Yönerge a = Girdilerde "arrow" dizesini içeren kaç satır olduğunu belirtin; yalnızca sayıyı yazın.

29 Haziran 2008 Pazar

cumartesi

cumartesi pazarının içinden geçerken madonna-hollywood çalıyordu ipodumda.
çok uyumluydu.meyveler sebzeler havada.
"I lost my memory in hollywood"
and I lost my conciousness in cumartesi pazarı.
ahahah

27 Haziran 2008 Cuma

uyku üzerine

uykuyuseverim.
günün en az 10 saatini uykuyla geçiririm.
bıraksalar 24 saatini de geçiririm.
yağmurlu havalarda uyumayı severim.
soğukta yorgan altında kıvrılmayı severim.
okula gittiğim zamanlarda uyuyacağım 20 fazladan dakikaya kadar hesaplarım.
sabah erken uyanmak için saat kurarım fakat hiçbir zaman ihtiyaç duymam,alarma saniyeler kala uyanır ve dehşetle alarmı kaparım,çünkü sesinden nefret ederim.
sevdiğim insanlarla uyumayı severim,sevdiklerim tarafından uyandırılmayı severim,çoğu zaman*
sıcak yatağı severim.
soğuk yatağı severim.
yatakta kitap okurum.
yatakta müzik dinlerim.
yatakta televizyon seyrederim.
yatakta yemek yiyemem,tabansız bir batıl inanç.
yastıksız uyumam söz konusu bile değildir.
ağzım açık uyurum.
horlamadığımı umuyorum.
uyuyamadığımda yatağın başında uyku perilerinin olduğunu varsayar ve elimi çırptığımda gözlerime uyku tozu serptiklerini hayal ederim.
sonra uyurum.çocukluktan kalma alışkanlık.
koyun saymak hiçbir aman işe yaramaz,rekorlarım var.
saat 02:53 ve birazdan uyuyacağım
iyi geceler.


30 mayıs.08

26 Haziran 2008 Perşembe

insomnia

bazen de diyorum amaan olacağına varsın her şey.let it go. skjfksd.

Alıştırma verileri =
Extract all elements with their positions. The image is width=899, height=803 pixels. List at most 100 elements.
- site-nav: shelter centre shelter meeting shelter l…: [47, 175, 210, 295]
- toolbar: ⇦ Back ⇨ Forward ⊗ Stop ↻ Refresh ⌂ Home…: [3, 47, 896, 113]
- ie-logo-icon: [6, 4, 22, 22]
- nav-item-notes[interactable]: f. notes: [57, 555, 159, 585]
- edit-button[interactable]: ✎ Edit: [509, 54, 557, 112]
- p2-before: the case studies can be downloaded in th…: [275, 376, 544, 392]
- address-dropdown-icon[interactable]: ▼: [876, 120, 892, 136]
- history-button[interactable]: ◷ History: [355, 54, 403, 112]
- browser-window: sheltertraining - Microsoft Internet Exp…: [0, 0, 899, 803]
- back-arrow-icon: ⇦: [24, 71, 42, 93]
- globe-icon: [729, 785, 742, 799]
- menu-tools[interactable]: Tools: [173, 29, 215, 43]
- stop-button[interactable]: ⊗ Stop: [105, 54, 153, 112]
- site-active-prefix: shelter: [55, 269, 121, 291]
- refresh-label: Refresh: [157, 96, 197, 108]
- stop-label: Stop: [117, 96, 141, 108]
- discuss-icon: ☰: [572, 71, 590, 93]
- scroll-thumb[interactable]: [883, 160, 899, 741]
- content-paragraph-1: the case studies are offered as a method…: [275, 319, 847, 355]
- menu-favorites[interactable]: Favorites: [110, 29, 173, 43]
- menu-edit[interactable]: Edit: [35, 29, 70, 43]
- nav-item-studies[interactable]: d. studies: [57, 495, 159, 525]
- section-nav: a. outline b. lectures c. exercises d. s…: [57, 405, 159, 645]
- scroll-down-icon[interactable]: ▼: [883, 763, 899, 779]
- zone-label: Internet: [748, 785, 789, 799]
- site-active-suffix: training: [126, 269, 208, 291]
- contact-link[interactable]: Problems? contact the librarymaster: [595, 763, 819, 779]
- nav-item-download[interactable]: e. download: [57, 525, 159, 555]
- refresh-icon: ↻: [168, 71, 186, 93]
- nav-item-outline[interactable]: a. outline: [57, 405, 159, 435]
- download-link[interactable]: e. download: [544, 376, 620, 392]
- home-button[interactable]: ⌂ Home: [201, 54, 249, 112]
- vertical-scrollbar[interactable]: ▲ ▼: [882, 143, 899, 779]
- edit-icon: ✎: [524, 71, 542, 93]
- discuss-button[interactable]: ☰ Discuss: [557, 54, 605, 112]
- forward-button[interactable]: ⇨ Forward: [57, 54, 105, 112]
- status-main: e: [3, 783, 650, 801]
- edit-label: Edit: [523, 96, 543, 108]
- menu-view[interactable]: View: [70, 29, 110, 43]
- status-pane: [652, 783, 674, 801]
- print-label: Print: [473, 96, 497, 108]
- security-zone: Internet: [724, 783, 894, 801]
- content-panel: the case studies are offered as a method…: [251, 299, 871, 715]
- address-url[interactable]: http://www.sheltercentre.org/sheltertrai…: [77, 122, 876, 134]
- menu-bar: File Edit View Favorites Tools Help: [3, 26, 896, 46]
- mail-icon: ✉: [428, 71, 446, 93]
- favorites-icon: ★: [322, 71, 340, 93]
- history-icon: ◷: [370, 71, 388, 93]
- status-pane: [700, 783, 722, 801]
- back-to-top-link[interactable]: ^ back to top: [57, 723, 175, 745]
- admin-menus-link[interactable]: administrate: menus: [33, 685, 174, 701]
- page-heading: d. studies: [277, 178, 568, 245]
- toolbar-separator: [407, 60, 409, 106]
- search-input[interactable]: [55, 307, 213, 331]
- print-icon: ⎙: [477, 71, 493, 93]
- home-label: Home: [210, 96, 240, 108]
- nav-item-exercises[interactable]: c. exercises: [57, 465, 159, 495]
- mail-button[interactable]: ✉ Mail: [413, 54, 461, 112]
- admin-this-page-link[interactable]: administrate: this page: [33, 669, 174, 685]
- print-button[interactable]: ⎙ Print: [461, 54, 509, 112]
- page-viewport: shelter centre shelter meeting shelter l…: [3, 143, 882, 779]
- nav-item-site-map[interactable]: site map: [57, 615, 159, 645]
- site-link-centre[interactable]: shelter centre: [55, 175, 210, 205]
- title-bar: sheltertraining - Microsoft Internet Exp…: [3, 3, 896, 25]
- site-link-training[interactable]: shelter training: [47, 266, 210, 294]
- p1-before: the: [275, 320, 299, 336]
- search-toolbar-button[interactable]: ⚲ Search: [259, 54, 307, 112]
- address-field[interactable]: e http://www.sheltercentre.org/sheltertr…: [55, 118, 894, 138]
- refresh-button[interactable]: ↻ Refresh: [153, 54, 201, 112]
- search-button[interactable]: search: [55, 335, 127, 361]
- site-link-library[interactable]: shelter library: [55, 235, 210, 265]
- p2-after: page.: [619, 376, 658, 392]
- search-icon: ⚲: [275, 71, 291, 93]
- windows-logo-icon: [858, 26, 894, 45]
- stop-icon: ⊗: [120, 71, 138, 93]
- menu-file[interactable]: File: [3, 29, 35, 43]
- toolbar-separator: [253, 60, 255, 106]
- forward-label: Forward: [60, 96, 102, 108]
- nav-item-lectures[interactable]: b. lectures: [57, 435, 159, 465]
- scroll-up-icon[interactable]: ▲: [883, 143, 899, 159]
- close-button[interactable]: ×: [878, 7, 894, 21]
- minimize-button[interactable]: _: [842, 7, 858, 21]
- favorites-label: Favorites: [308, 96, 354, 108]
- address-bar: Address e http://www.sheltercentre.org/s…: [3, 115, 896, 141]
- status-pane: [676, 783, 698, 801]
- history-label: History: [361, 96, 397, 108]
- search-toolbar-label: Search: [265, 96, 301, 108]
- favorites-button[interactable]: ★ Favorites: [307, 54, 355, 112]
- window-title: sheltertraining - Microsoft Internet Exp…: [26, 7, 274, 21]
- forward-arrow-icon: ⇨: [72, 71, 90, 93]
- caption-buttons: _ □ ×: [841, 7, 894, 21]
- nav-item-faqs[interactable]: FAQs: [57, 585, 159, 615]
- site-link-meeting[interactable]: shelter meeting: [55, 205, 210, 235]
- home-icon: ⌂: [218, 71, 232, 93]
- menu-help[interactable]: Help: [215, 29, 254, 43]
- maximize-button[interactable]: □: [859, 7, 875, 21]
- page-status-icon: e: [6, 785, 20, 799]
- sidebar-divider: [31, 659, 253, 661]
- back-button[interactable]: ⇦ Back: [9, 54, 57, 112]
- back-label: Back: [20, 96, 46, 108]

Yönerge b = Uyku üzerine yazının "günün en az" ile başlayıp "sıcak yatağı severim." ile biten bölümünü, "yağmurlu" yerine "karlı" koyarak yeniden yazın.

Çözüm a = 2

Çözüm b =
günün en az 10 saatini uykuyla geçiririm.
bıraksalar 24 saatini de geçiririm.
karlı havalarda uyumayı severim.
soğukta yorgan altında kıvrılmayı severim.
okula gittiğim zamanlarda uyuyacağım 20 fazladan dakikaya kadar hesaplarım.
sabah erken uyanmak için saat kurarım fakat hiçbir zaman ihtiyaç duymam,alarma saniyeler kala uyanır ve dehşetle alarmı kaparım,çünkü sesinden nefret ederim.
sevdiğim insanlarla uyumayı severim,sevdiklerim tarafından uyandırılmayı severim,çoğu zaman*
sıcak yatağı severim.